__Given request__
Restate the data below word for word. Skip any images it contains.

__Data for processing__
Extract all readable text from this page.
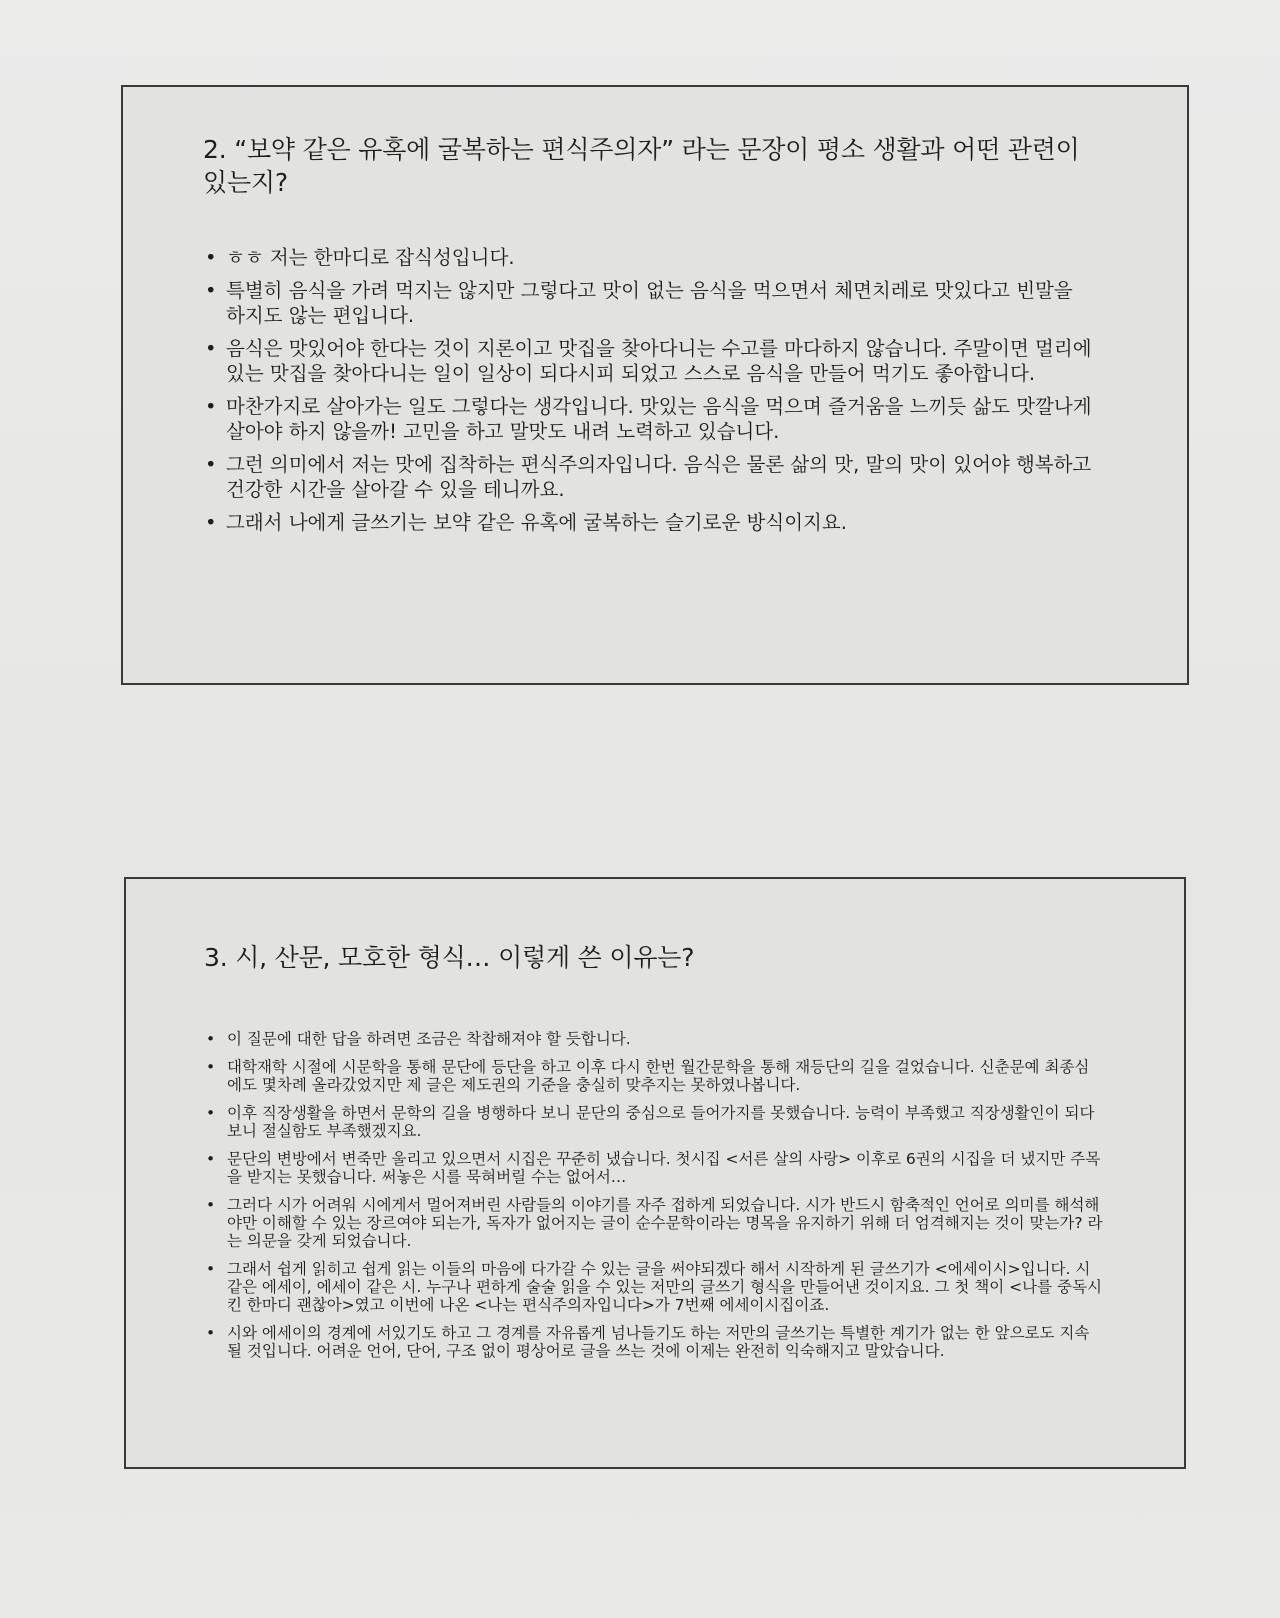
2. “보약 같은 유혹에 굴복하는 편식주의자” 라는 문장이 평소 생활과 어떤 관련이 있는지?
• ㅎㅎ 저는 한마디로 잡식성입니다.
• 특별히 음식을 가려 먹지는 않지만 그렇다고 맛이 없는 음식을 먹으면서 체면치레로 맛있다고 빈말을 하지도 않는 편입니다.
• 음식은 맛있어야 한다는 것이 지론이고 맛집을 찾아다니는 수고를 마다하지 않습니다. 주말이면 멀리에 있는 맛집을 찾아다니는 일이 일상이 되다시피 되었고 스스로 음식을 만들어 먹기도 좋아합니다.
• 마찬가지로 살아가는 일도 그렇다는 생각입니다. 맛있는 음식을 먹으며 즐거움을 느끼듯 삶도 맛깔나게 살아야 하지 않을까! 고민을 하고 말맛도 내려 노력하고 있습니다.
• 그런 의미에서 저는 맛에 집착하는 편식주의자입니다. 음식은 물론 삶의 맛, 말의 맛이 있어야 행복하고 건강한 시간을 살아갈 수 있을 테니까요.
• 그래서 나에게 글쓰기는 보약 같은 유혹에 굴복하는 슬기로운 방식이지요.
3. 시, 산문, 모호한 형식… 이렇게 쓴 이유는?
• 이 질문에 대한 답을 하려면 조금은 착찹해져야 할 듯합니다.
• 대학재학 시절에 시문학을 통해 문단에 등단을 하고 이후 다시 한번 월간문학을 통해 재등단의 길을 걸었습니다. 신춘문예 최종심에도 몇차례 올라갔었지만 제 글은 제도권의 기준을 충실히 맞추지는 못하였나봅니다.
• 이후 직장생활을 하면서 문학의 길을 병행하다 보니 문단의 중심으로 들어가지를 못했습니다. 능력이 부족했고 직장생활인이 되다보니 절실함도 부족했겠지요.
• 문단의 변방에서 변죽만 울리고 있으면서 시집은 꾸준히 냈습니다. 첫시집 <서른 살의 사랑> 이후로 6권의 시집을 더 냈지만 주목을 받지는 못했습니다. 써놓은 시를 묵혀버릴 수는 없어서…
• 그러다 시가 어려워 시에게서 멀어져버린 사람들의 이야기를 자주 접하게 되었습니다. 시가 반드시 함축적인 언어로 의미를 해석해야만 이해할 수 있는 장르여야 되는가, 독자가 없어지는 글이 순수문학이라는 명목을 유지하기 위해 더 엄격해지는 것이 맞는가? 라는 의문을 갖게 되었습니다.
• 그래서 쉽게 읽히고 쉽게 읽는 이들의 마음에 다가갈 수 있는 글을 써야되겠다 해서 시작하게 된 글쓰기가 <에세이시>입니다. 시 같은 에세이, 에세이 같은 시. 누구나 편하게 술술 읽을 수 있는 저만의 글쓰기 형식을 만들어낸 것이지요. 그 첫 책이 <나를 중독시킨 한마디 괜찮아>였고 이번에 나온 <나는 편식주의자입니다>가 7번째 에세이시집이죠.
• 시와 에세이의 경계에 서있기도 하고 그 경계를 자유롭게 넘나들기도 하는 저만의 글쓰기는 특별한 계기가 없는 한 앞으로도 지속될 것입니다. 어려운 언어, 단어, 구조 없이 평상어로 글을 쓰는 것에 이제는 완전히 익숙해지고 말았습니다.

__Response to this exercise__
Extract all readable text from this page.
2. “보약 같은 유혹에 굴복하는 편식주의자” 라는 문장이 평소 생활과 어떤 관련이 있는지?
• ㅎㅎ 저는 한마디로 잡식성입니다.
• 특별히 음식을 가려 먹지는 않지만 그렇다고 맛이 없는 음식을 먹으면서 체면치레로 맛있다고 빈말을 하지도 않는 편입니다.
• 음식은 맛있어야 한다는 것이 지론이고 맛집을 찾아다니는 수고를 마다하지 않습니다. 주말이면 멀리에 있는 맛집을 찾아다니는 일이 일상이 되다시피 되었고 스스로 음식을 만들어 먹기도 좋아합니다.
• 마찬가지로 살아가는 일도 그렇다는 생각입니다. 맛있는 음식을 먹으며 즐거움을 느끼듯 삶도 맛깔나게 살아야 하지 않을까! 고민을 하고 말맛도 내려 노력하고 있습니다.
• 그런 의미에서 저는 맛에 집착하는 편식주의자입니다. 음식은 물론 삶의 맛, 말의 맛이 있어야 행복하고 건강한 시간을 살아갈 수 있을 테니까요.
• 그래서 나에게 글쓰기는 보약 같은 유혹에 굴복하는 슬기로운 방식이지요.
3. 시, 산문, 모호한 형식… 이렇게 쓴 이유는?
• 이 질문에 대한 답을 하려면 조금은 착찹해져야 할 듯합니다.
• 대학재학 시절에 시문학을 통해 문단에 등단을 하고 이후 다시 한번 월간문학을 통해 재등단의 길을 걸었습니다. 신춘문예 최종심에도 몇차례 올라갔었지만 제 글은 제도권의 기준을 충실히 맞추지는 못하였나봅니다.
• 이후 직장생활을 하면서 문학의 길을 병행하다 보니 문단의 중심으로 들어가지를 못했습니다. 능력이 부족했고 직장생활인이 되다보니 절실함도 부족했겠지요.
• 문단의 변방에서 변죽만 울리고 있으면서 시집은 꾸준히 냈습니다. 첫시집 <서른 살의 사랑> 이후로 6권의 시집을 더 냈지만 주목을 받지는 못했습니다. 써놓은 시를 묵혀버릴 수는 없어서…
• 그러다 시가 어려워 시에게서 멀어져버린 사람들의 이야기를 자주 접하게 되었습니다. 시가 반드시 함축적인 언어로 의미를 해석해야만 이해할 수 있는 장르여야 되는가, 독자가 없어지는 글이 순수문학이라는 명목을 유지하기 위해 더 엄격해지는 것이 맞는가? 라는 의문을 갖게 되었습니다.
• 그래서 쉽게 읽히고 쉽게 읽는 이들의 마음에 다가갈 수 있는 글을 써야되겠다 해서 시작하게 된 글쓰기가 <에세이시>입니다. 시 같은 에세이, 에세이 같은 시. 누구나 편하게 술술 읽을 수 있는 저만의 글쓰기 형식을 만들어낸 것이지요. 그 첫 책이 <나를 중독시킨 한마디 괜찮아>였고 이번에 나온 <나는 편식주의자입니다>가 7번째 에세이시집이죠.
• 시와 에세이의 경계에 서있기도 하고 그 경계를 자유롭게 넘나들기도 하는 저만의 글쓰기는 특별한 계기가 없는 한 앞으로도 지속될 것입니다. 어려운 언어, 단어, 구조 없이 평상어로 글을 쓰는 것에 이제는 완전히 익숙해지고 말았습니다.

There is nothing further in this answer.